→ **Problem statement**: Read through the data and report every line in which the word "average" occurs.
##### Data extract
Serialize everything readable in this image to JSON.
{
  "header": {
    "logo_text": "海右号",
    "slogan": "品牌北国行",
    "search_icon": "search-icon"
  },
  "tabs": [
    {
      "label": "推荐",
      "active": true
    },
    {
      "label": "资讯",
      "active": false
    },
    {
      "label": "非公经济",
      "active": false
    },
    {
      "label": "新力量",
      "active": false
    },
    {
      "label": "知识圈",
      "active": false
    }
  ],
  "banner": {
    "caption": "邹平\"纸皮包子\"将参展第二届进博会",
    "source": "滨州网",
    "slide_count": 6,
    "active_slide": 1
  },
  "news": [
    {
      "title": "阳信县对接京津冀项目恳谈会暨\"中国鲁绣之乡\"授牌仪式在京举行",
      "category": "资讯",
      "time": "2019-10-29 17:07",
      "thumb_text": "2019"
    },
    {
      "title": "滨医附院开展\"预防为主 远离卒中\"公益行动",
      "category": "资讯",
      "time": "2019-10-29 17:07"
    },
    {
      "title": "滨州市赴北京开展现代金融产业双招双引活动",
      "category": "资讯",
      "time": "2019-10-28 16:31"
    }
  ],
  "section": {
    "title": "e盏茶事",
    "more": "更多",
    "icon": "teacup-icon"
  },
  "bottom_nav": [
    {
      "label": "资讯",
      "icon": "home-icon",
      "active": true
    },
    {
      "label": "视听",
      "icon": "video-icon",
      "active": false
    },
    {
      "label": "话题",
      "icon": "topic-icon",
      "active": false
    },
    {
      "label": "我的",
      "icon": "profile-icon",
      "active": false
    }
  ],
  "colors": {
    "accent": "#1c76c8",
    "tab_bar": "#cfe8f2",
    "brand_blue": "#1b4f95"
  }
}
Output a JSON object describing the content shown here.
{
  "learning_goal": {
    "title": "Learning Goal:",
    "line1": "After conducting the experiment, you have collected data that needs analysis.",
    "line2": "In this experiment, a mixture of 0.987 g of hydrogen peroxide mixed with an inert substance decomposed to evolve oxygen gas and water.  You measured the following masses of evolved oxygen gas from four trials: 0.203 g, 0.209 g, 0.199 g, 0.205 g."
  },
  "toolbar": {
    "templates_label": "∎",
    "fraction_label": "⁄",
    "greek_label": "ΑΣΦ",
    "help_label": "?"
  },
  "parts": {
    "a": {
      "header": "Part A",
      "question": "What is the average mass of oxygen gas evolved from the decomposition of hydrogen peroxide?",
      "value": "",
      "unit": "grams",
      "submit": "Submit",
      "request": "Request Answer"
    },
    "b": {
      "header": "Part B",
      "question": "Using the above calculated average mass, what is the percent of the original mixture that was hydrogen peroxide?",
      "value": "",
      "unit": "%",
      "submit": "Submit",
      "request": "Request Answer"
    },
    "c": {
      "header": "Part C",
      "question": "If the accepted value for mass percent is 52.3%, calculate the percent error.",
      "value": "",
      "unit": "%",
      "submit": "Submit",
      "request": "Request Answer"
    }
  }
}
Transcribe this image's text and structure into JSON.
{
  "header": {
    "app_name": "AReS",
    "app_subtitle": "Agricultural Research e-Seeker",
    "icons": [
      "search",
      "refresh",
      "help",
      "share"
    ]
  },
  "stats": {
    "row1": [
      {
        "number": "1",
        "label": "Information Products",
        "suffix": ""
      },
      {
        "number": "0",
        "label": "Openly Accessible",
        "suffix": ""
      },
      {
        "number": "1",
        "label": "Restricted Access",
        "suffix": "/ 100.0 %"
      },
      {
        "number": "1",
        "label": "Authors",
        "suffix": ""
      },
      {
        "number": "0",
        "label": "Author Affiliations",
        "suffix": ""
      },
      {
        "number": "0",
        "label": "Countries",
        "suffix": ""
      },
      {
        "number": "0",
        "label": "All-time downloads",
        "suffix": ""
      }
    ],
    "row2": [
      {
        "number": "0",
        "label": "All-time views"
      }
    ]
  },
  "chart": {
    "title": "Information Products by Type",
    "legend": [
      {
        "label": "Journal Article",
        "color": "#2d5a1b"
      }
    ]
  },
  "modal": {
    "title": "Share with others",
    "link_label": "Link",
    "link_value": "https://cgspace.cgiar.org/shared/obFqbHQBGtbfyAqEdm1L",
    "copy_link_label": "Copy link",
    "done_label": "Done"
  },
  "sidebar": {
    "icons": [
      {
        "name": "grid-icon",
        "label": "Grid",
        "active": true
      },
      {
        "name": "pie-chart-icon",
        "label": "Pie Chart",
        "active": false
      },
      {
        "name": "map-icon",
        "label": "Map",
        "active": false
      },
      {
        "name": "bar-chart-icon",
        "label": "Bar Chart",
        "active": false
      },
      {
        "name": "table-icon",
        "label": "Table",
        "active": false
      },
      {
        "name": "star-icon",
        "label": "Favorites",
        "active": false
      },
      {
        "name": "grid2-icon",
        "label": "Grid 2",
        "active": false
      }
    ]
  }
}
##########
→ **Response to the task**:
      "question": "What is the average mass of oxygen gas evolved from the decomposition of hydrogen peroxide?",
      "question": "Using the above calculated average mass, what is the percent of the original mixture that was hydrogen peroxide?",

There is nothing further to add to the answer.